If the Dutch company proceeds with those plans it would join two other major land-based aquaculture projects under development in Maine:

  • Nordic Aquafarms, headquartered in Norway and one of the largest international developers of land-based aquaculture, which announced in January 2018 it plans to build one of the world’s largest land-based salmon farms in Belfast, in a phased multi-year project with a capital investment expected to be between $450 million and $500 million and projected total output of up to 33,000 tons per year. The company is in the process of seeking a submerged lands lease from the state Department of Agriculture, Conservation and Forestry’s Bureau of Parks and Lands, to install one 36-inch-diameter water discharge pipe and two 20-inch-diameter water intake pipes within a 40-foot-wide corridor on submerged land for commercial use. Construction on Phase 1 — an estimated $150 million investment involving a facility with a capacity of some 16,000 tons and the creation of 60 jobs — is expected to start this year, with operations expected to begin in 2020. 
     
  • Whole Oceans, a Portland-based company that announced in February 2018 its plans to purchase most of the former Verso paper mill site in Bucksport and build a land-based aquafarm there to raise Atlantic salmon in a phased multi-year project. In a May 21 news release, the company reported that it had completed a purchase-and-sale agreement to buy that parcel and said it expects to break ground on its $75 million Phase 1 facility that would initially produce 5,000 metric tons of Atlantic salmon annually and eventually grow to 10,000 metric tons of salmon production. Over time, the company plans to increase capacity to 20,000 metric tons per year on the Bucksport site. 

Kingfish Zeeland sees strong demand

Located in the Province of Zeeland in the Netherlands, Kingfish Zeeland taps into the pristine marine estuary water of the Oosterschelde to deliver what it describes on its website as a “healthy premium delicacy: the Dutch Yellowtai,” which is “a high-grade sashimi, grilled, or smoked classic, and an excellent sustainable alternative recommended as a ‘Green Choice’ by the Good Fish Foundation.”

Photo / Kingfish Zeeland website
Kingfish Zeeland describes the Dutch Yellowtail fish it raises in The Netherlands as a premium fish for “a high-grade sashimi, grilled, or smoked classic, and an excellent sustainable alternative recommended as a ‘Green Choice’ by the Good Fish Foundation.”

Another seafood trade publication, Undercurrentnews.com, reported that Kingfish Zeeland is currently selling into the U.S. market through the Florida Keys-based partner Candor Seafood, with Maiman saying the company has “had fantastic feedback on our product so far.”  He told the publication that the company is marketing its farm-raised yellowtail to chefs as a “premium seafood product” that’s suitable not only for grilling and cooking but also in sushi and sashimi form.

On its website, Kingfish Zeeland said its Dutch facility runs on 100% renewable energy, sourced from wind, solar and biogas. It said its outflow water is rich in nutrients before it is biologically purified in our internal water treatment systems, in order to keep discharge as low as possible” — adding that it tries to “maximize the use of our outflow as fertilizer for salicornia crops and algae production.”

◆ Exercise aim:
From the text on land-based aquaculture projects, extract the passage starting at "Another seafood trade" and ending at "and sashimi form.", copying it word for word.

◆ Provided information:
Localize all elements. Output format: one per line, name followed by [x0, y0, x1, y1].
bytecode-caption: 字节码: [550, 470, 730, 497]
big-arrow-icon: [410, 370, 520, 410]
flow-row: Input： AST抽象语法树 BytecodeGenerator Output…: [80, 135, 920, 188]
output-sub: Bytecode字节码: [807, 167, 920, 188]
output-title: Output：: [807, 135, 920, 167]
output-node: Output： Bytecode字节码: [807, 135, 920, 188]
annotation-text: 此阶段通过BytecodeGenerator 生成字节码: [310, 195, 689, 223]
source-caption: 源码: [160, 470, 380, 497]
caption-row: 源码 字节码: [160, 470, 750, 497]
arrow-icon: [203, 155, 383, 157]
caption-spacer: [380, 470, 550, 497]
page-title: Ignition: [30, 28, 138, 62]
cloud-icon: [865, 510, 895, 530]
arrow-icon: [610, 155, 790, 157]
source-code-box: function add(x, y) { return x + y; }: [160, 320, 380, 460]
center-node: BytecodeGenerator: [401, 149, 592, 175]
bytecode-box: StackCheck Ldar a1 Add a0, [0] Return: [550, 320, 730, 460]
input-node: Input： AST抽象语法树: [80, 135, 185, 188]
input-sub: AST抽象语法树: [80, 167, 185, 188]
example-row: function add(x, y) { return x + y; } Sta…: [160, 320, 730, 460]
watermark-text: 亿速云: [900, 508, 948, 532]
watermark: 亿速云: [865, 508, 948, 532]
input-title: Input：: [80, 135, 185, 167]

◆ Answer space:
Another seafood trade publication, Undercurrentnews.com, reported that Kingfish Zeeland is currently selling into the U.S. market through the Florida Keys-based partner Candor Seafood, with Maiman saying the company has “had fantastic feedback on our product so far.”  He told the publication that the company is marketing its farm-raised yellowtail to chefs as a “premium seafood product” that’s suitable not only for grilling and cooking but also in sushi and sashimi form.